> _TASK TO COMPLETE_: Go through the listing and pick out each line with the word "pipe" in it.

> _INFORMATION GIVEN_:

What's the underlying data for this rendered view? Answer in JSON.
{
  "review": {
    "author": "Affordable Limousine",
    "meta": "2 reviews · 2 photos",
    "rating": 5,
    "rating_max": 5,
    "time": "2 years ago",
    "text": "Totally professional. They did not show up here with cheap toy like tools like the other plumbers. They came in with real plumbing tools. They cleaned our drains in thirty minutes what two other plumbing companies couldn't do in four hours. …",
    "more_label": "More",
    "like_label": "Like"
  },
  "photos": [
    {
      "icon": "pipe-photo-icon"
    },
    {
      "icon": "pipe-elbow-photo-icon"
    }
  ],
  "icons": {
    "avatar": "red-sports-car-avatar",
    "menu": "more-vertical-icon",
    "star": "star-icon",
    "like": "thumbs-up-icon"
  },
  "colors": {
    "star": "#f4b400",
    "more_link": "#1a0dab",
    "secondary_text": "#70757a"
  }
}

> _FULL RESPONSE_:
      "icon": "pipe-photo-icon"
      "icon": "pipe-elbow-photo-icon"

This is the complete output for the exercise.